▶ [Data provided]:
--

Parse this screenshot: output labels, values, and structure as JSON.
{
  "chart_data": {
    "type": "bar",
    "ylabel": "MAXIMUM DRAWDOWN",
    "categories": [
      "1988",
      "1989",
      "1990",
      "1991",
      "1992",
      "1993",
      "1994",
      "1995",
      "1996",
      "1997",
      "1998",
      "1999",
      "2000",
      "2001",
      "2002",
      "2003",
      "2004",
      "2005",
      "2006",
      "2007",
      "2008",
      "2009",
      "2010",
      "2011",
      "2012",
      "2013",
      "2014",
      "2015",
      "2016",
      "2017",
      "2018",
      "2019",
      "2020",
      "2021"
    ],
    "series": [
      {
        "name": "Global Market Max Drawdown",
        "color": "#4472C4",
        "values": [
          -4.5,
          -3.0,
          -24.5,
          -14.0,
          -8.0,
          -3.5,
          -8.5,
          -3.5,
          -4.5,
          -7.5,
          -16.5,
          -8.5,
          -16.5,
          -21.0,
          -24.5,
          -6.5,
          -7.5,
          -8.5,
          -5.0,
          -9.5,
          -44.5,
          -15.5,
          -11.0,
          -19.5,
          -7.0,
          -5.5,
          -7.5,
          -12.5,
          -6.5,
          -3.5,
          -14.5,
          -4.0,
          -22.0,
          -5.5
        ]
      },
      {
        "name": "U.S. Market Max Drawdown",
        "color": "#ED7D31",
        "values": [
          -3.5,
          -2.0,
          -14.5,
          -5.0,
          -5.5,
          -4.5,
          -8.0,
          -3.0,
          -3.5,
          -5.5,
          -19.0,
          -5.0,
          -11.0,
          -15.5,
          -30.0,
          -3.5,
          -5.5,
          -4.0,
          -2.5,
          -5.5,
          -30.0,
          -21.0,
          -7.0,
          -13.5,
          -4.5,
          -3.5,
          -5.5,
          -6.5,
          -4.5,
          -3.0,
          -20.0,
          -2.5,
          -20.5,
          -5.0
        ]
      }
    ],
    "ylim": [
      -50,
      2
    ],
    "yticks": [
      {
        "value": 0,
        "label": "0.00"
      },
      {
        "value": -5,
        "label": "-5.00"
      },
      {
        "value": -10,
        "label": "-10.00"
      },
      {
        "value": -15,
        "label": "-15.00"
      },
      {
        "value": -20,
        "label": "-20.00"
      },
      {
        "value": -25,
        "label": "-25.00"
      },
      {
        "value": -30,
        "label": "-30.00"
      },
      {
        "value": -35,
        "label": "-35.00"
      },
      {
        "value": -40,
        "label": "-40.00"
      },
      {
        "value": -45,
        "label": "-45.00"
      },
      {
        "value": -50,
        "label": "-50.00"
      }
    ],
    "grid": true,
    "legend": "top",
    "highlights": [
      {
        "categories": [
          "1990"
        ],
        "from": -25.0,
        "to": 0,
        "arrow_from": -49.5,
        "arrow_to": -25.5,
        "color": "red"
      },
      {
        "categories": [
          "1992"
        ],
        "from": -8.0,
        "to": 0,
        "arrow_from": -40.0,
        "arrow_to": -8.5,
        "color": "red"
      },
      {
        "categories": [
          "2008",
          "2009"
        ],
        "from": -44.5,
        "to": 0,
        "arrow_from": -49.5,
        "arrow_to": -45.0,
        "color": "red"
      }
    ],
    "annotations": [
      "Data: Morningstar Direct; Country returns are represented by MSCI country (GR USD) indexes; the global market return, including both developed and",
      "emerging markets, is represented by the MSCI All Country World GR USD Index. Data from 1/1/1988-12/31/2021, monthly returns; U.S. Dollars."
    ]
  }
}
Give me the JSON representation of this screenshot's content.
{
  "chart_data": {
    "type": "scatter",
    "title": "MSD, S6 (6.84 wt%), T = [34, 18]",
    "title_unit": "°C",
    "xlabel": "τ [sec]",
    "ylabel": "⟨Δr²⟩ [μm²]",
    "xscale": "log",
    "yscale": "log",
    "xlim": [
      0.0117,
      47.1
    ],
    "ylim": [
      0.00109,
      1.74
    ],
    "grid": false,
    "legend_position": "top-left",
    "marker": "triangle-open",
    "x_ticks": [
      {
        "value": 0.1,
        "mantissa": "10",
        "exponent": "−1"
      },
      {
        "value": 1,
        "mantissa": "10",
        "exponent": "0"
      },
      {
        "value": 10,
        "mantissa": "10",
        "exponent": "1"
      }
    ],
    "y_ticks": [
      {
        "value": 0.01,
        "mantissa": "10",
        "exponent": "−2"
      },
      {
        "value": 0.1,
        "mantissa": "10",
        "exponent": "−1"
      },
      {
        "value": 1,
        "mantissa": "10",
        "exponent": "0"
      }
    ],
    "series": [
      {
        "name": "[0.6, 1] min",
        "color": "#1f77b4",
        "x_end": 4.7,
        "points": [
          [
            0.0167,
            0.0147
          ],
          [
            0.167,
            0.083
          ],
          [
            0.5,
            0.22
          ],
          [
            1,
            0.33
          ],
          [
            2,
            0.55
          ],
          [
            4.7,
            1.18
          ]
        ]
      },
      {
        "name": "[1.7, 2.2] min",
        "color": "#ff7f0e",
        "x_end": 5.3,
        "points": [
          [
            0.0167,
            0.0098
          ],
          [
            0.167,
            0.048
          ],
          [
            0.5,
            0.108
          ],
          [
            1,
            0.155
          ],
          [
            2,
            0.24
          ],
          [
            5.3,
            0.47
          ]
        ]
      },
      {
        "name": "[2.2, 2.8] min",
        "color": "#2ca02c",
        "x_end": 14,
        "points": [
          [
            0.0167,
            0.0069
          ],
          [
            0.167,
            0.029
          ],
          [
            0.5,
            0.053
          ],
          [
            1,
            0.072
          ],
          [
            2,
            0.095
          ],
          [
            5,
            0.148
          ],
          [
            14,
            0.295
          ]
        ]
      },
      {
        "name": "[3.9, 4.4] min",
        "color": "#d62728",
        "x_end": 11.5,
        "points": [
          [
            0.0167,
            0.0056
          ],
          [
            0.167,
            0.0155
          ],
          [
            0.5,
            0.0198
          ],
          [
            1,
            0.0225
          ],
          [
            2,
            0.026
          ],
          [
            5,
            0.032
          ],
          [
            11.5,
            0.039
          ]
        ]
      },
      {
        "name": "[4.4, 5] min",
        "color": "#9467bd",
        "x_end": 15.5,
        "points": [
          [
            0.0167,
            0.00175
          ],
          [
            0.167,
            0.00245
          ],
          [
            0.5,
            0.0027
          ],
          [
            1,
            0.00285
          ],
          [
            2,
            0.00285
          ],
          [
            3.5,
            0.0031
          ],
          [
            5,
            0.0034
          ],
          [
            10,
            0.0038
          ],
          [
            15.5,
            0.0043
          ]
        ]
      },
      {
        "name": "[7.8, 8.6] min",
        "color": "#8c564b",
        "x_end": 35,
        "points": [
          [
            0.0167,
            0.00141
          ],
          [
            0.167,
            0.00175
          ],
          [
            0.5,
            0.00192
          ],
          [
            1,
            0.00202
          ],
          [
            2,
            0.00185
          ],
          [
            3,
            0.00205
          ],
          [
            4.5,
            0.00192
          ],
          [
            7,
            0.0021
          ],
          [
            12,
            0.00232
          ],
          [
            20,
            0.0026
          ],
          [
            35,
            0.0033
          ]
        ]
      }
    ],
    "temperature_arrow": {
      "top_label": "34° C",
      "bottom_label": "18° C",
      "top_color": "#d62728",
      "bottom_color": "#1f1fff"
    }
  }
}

--

▶ [Short problem]: Copy every record above exactly as it appears.

▶ [Completed exercise]:
Parse this screenshot: output labels, values, and structure as JSON.
{
  "chart_data": {
    "type": "bar",
    "ylabel": "MAXIMUM DRAWDOWN",
    "categories": [
      "1988",
      "1989",
      "1990",
      "1991",
      "1992",
      "1993",
      "1994",
      "1995",
      "1996",
      "1997",
      "1998",
      "1999",
      "2000",
      "2001",
      "2002",
      "2003",
      "2004",
      "2005",
      "2006",
      "2007",
      "2008",
      "2009",
      "2010",
      "2011",
      "2012",
      "2013",
      "2014",
      "2015",
      "2016",
      "2017",
      "2018",
      "2019",
      "2020",
      "2021"
    ],
    "series": [
      {
        "name": "Global Market Max Drawdown",
        "color": "#4472C4",
        "values": [
          -4.5,
          -3.0,
          -24.5,
          -14.0,
          -8.0,
          -3.5,
          -8.5,
          -3.5,
          -4.5,
          -7.5,
          -16.5,
          -8.5,
          -16.5,
          -21.0,
          -24.5,
          -6.5,
          -7.5,
          -8.5,
          -5.0,
          -9.5,
          -44.5,
          -15.5,
          -11.0,
          -19.5,
          -7.0,
          -5.5,
          -7.5,
          -12.5,
          -6.5,
          -3.5,
          -14.5,
          -4.0,
          -22.0,
          -5.5
        ]
      },
      {
        "name": "U.S. Market Max Drawdown",
        "color": "#ED7D31",
        "values": [
          -3.5,
          -2.0,
          -14.5,
          -5.0,
          -5.5,
          -4.5,
          -8.0,
          -3.0,
          -3.5,
          -5.5,
          -19.0,
          -5.0,
          -11.0,
          -15.5,
          -30.0,
          -3.5,
          -5.5,
          -4.0,
          -2.5,
          -5.5,
          -30.0,
          -21.0,
          -7.0,
          -13.5,
          -4.5,
          -3.5,
          -5.5,
          -6.5,
          -4.5,
          -3.0,
          -20.0,
          -2.5,
          -20.5,
          -5.0
        ]
      }
    ],
    "ylim": [
      -50,
      2
    ],
    "yticks": [
      {
        "value": 0,
        "label": "0.00"
      },
      {
        "value": -5,
        "label": "-5.00"
      },
      {
        "value": -10,
        "label": "-10.00"
      },
      {
        "value": -15,
        "label": "-15.00"
      },
      {
        "value": -20,
        "label": "-20.00"
      },
      {
        "value": -25,
        "label": "-25.00"
      },
      {
        "value": -30,
        "label": "-30.00"
      },
      {
        "value": -35,
        "label": "-35.00"
      },
      {
        "value": -40,
        "label": "-40.00"
      },
      {
        "value": -45,
        "label": "-45.00"
      },
      {
        "value": -50,
        "label": "-50.00"
      }
    ],
    "grid": true,
    "legend": "top",
    "highlights": [
      {
        "categories": [
          "1990"
        ],
        "from": -25.0,
        "to": 0,
        "arrow_from": -49.5,
        "arrow_to": -25.5,
        "color": "red"
      },
      {
        "categories": [
          "1992"
        ],
        "from": -8.0,
        "to": 0,
        "arrow_from": -40.0,
        "arrow_to": -8.5,
        "color": "red"
      },
      {
        "categories": [
          "2008",
          "2009"
        ],
        "from": -44.5,
        "to": 0,
        "arrow_from": -49.5,
        "arrow_to": -45.0,
        "color": "red"
      }
    ],
    "annotations": [
      "Data: Morningstar Direct; Country returns are represented by MSCI country (GR USD) indexes; the global market return, including both developed and",
      "emerging markets, is represented by the MSCI All Country World GR USD Index. Data from 1/1/1988-12/31/2021, monthly returns; U.S. Dollars."
    ]
  }
}
Give me the JSON representation of this screenshot's content.
{
  "chart_data": {
    "type": "scatter",
    "title": "MSD, S6 (6.84 wt%), T = [34, 18]",
    "title_unit": "°C",
    "xlabel": "τ [sec]",
    "ylabel": "⟨Δr²⟩ [μm²]",
    "xscale": "log",
    "yscale": "log",
    "xlim": [
      0.0117,
      47.1
    ],
    "ylim": [
      0.00109,
      1.74
    ],
    "grid": false,
    "legend_position": "top-left",
    "marker": "triangle-open",
    "x_ticks": [
      {
        "value": 0.1,
        "mantissa": "10",
        "exponent": "−1"
      },
      {
        "value": 1,
        "mantissa": "10",
        "exponent": "0"
      },
      {
        "value": 10,
        "mantissa": "10",
        "exponent": "1"
      }
    ],
    "y_ticks": [
      {
        "value": 0.01,
        "mantissa": "10",
        "exponent": "−2"
      },
      {
        "value": 0.1,
        "mantissa": "10",
        "exponent": "−1"
      },
      {
        "value": 1,
        "mantissa": "10",
        "exponent": "0"
      }
    ],
    "series": [
      {
        "name": "[0.6, 1] min",
        "color": "#1f77b4",
        "x_end": 4.7,
        "points": [
          [
            0.0167,
            0.0147
          ],
          [
            0.167,
            0.083
          ],
          [
            0.5,
            0.22
          ],
          [
            1,
            0.33
          ],
          [
            2,
            0.55
          ],
          [
            4.7,
            1.18
          ]
        ]
      },
      {
        "name": "[1.7, 2.2] min",
        "color": "#ff7f0e",
        "x_end": 5.3,
        "points": [
          [
            0.0167,
            0.0098
          ],
          [
            0.167,
            0.048
          ],
          [
            0.5,
            0.108
          ],
          [
            1,
            0.155
          ],
          [
            2,
            0.24
          ],
          [
            5.3,
            0.47
          ]
        ]
      },
      {
        "name": "[2.2, 2.8] min",
        "color": "#2ca02c",
        "x_end": 14,
        "points": [
          [
            0.0167,
            0.0069
          ],
          [
            0.167,
            0.029
          ],
          [
            0.5,
            0.053
          ],
          [
            1,
            0.072
          ],
          [
            2,
            0.095
          ],
          [
            5,
            0.148
          ],
          [
            14,
            0.295
          ]
        ]
      },
      {
        "name": "[3.9, 4.4] min",
        "color": "#d62728",
        "x_end": 11.5,
        "points": [
          [
            0.0167,
            0.0056
          ],
          [
            0.167,
            0.0155
          ],
          [
            0.5,
            0.0198
          ],
          [
            1,
            0.0225
          ],
          [
            2,
            0.026
          ],
          [
            5,
            0.032
          ],
          [
            11.5,
            0.039
          ]
        ]
      },
      {
        "name": "[4.4, 5] min",
        "color": "#9467bd",
        "x_end": 15.5,
        "points": [
          [
            0.0167,
            0.00175
          ],
          [
            0.167,
            0.00245
          ],
          [
            0.5,
            0.0027
          ],
          [
            1,
            0.00285
          ],
          [
            2,
            0.00285
          ],
          [
            3.5,
            0.0031
          ],
          [
            5,
            0.0034
          ],
          [
            10,
            0.0038
          ],
          [
            15.5,
            0.0043
          ]
        ]
      },
      {
        "name": "[7.8, 8.6] min",
        "color": "#8c564b",
        "x_end": 35,
        "points": [
          [
            0.0167,
            0.00141
          ],
          [
            0.167,
            0.00175
          ],
          [
            0.5,
            0.00192
          ],
          [
            1,
            0.00202
          ],
          [
            2,
            0.00185
          ],
          [
            3,
            0.00205
          ],
          [
            4.5,
            0.00192
          ],
          [
            7,
            0.0021
          ],
          [
            12,
            0.00232
          ],
          [
            20,
            0.0026
          ],
          [
            35,
            0.0033
          ]
        ]
      }
    ],
    "temperature_arrow": {
      "top_label": "34° C",
      "bottom_label": "18° C",
      "top_color": "#d62728",
      "bottom_color": "#1f1fff"
    }
  }
}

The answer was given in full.